(Source records)
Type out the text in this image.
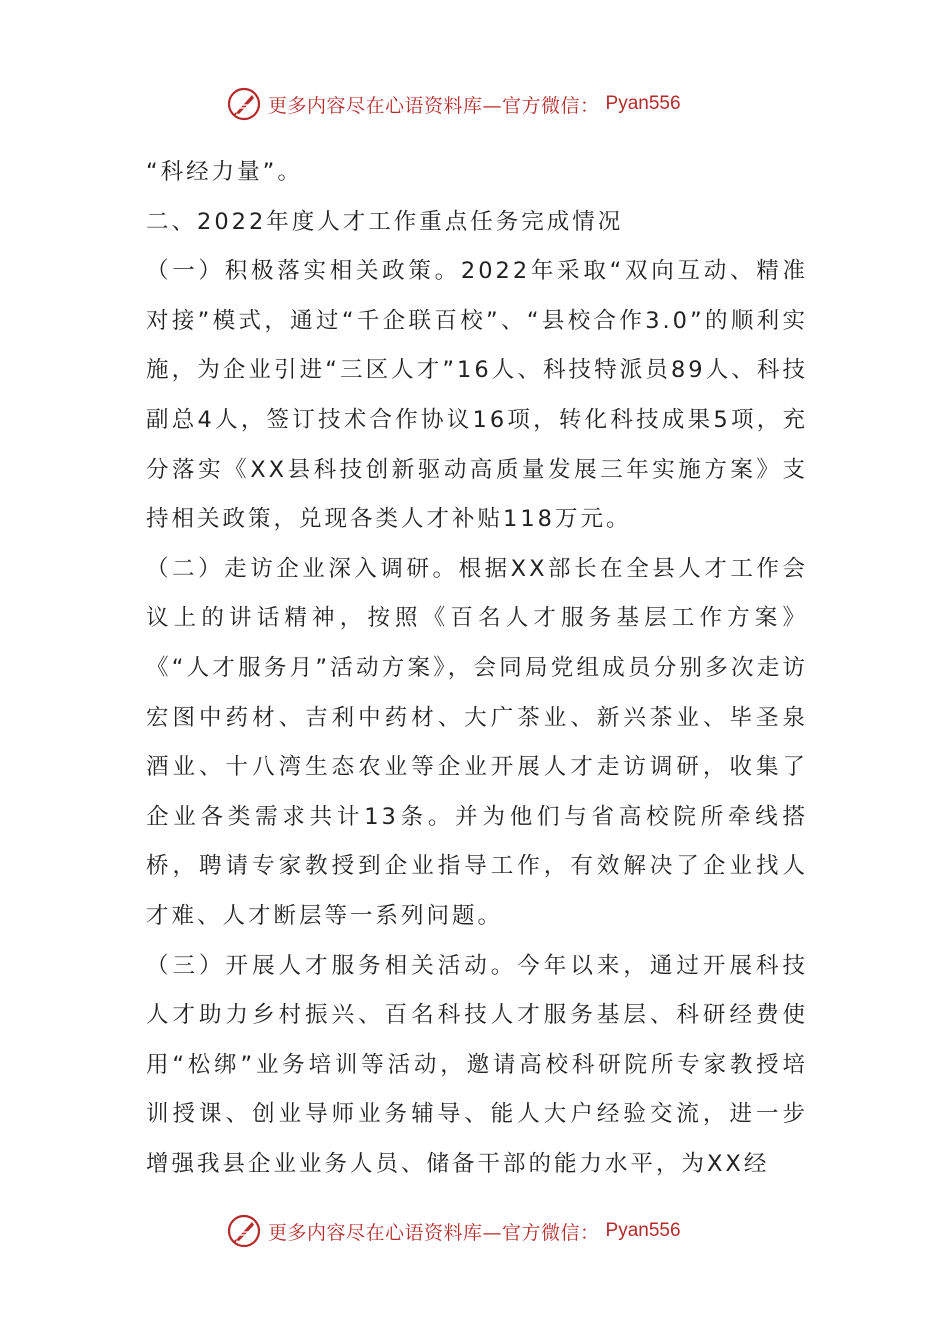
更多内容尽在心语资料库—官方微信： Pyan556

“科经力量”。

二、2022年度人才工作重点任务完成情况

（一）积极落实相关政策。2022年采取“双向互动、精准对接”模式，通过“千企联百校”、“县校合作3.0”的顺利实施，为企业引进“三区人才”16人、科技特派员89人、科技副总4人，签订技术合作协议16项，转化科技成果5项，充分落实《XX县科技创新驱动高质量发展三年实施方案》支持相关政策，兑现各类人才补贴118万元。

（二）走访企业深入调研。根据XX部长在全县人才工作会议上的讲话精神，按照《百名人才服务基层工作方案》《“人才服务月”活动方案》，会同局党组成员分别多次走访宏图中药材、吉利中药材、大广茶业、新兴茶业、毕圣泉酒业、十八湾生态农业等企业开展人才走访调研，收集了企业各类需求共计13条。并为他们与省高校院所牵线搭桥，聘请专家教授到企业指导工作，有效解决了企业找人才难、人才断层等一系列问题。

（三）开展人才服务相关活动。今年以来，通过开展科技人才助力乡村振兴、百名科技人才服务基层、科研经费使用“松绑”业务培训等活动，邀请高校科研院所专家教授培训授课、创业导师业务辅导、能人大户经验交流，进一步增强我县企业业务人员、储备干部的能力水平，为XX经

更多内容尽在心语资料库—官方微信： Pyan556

**WRITTEN EXERCISE**
From the listing above, print every entry precisely and drop the pictures.

**REPLY**
Type out the text in this image.
更多内容尽在心语资料库—官方微信： Pyan556

“科经力量”。

二、2022年度人才工作重点任务完成情况

（一）积极落实相关政策。2022年采取“双向互动、精准对接”模式，通过“千企联百校”、“县校合作3.0”的顺利实施，为企业引进“三区人才”16人、科技特派员89人、科技副总4人，签订技术合作协议16项，转化科技成果5项，充分落实《XX县科技创新驱动高质量发展三年实施方案》支持相关政策，兑现各类人才补贴118万元。

（二）走访企业深入调研。根据XX部长在全县人才工作会议上的讲话精神，按照《百名人才服务基层工作方案》《“人才服务月”活动方案》，会同局党组成员分别多次走访宏图中药材、吉利中药材、大广茶业、新兴茶业、毕圣泉酒业、十八湾生态农业等企业开展人才走访调研，收集了企业各类需求共计13条。并为他们与省高校院所牵线搭桥，聘请专家教授到企业指导工作，有效解决了企业找人才难、人才断层等一系列问题。

（三）开展人才服务相关活动。今年以来，通过开展科技人才助力乡村振兴、百名科技人才服务基层、科研经费使用“松绑”业务培训等活动，邀请高校科研院所专家教授培训授课、创业导师业务辅导、能人大户经验交流，进一步增强我县企业业务人员、储备干部的能力水平，为XX经

更多内容尽在心语资料库—官方微信： Pyan556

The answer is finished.